§ WHAT TO DO: Show all lines of the listing that hold the word "借用期满".

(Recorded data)
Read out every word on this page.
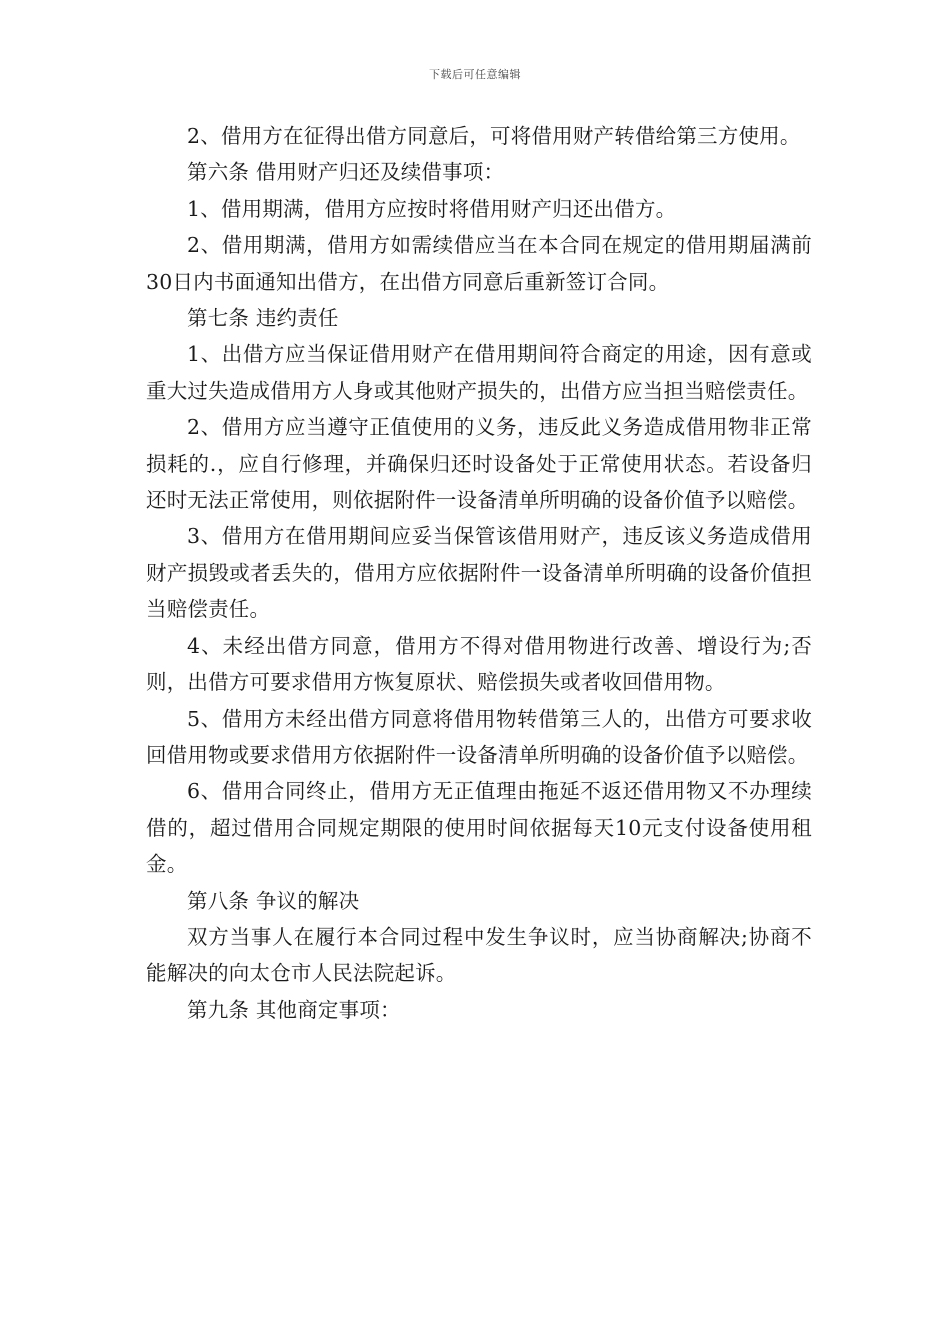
下载后可任意编辑

2、借用方在征得出借方同意后，可将借用财产转借给第三方使用。

第六条 借用财产归还及续借事项：

1、借用期满，借用方应按时将借用财产归还出借方。

2、借用期满，借用方如需续借应当在本合同在规定的借用期届满前30日内书面通知出借方，在出借方同意后重新签订合同。

第七条 违约责任

1、出借方应当保证借用财产在借用期间符合商定的用途，因有意或重大过失造成借用方人身或其他财产损失的，出借方应当担当赔偿责任。

2、借用方应当遵守正值使用的义务，违反此义务造成借用物非正常损耗的.，应自行修理，并确保归还时设备处于正常使用状态。若设备归还时无法正常使用，则依据附件一设备清单所明确的设备价值予以赔偿。

3、借用方在借用期间应妥当保管该借用财产，违反该义务造成借用财产损毁或者丢失的，借用方应依据附件一设备清单所明确的设备价值担当赔偿责任。

4、未经出借方同意，借用方不得对借用物进行改善、增设行为;否则，出借方可要求借用方恢复原状、赔偿损失或者收回借用物。

5、借用方未经出借方同意将借用物转借第三人的，出借方可要求收回借用物或要求借用方依据附件一设备清单所明确的设备价值予以赔偿。

6、借用合同终止，借用方无正值理由拖延不返还借用物又不办理续借的，超过借用合同规定期限的使用时间依据每天10元支付设备使用租金。

第八条 争议的解决

双方当事人在履行本合同过程中发生争议时，应当协商解决;协商不能解决的向太仓市人民法院起诉。

第九条 其他商定事项：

§ RESULT OF THE TASK:
1、借用期满，借用方应按时将借用财产归还出借方。
2、借用期满，借用方如需续借应当在本合同在规定的借用期届满前30日内书面通知出借方，在出借方同意后重新签订合同。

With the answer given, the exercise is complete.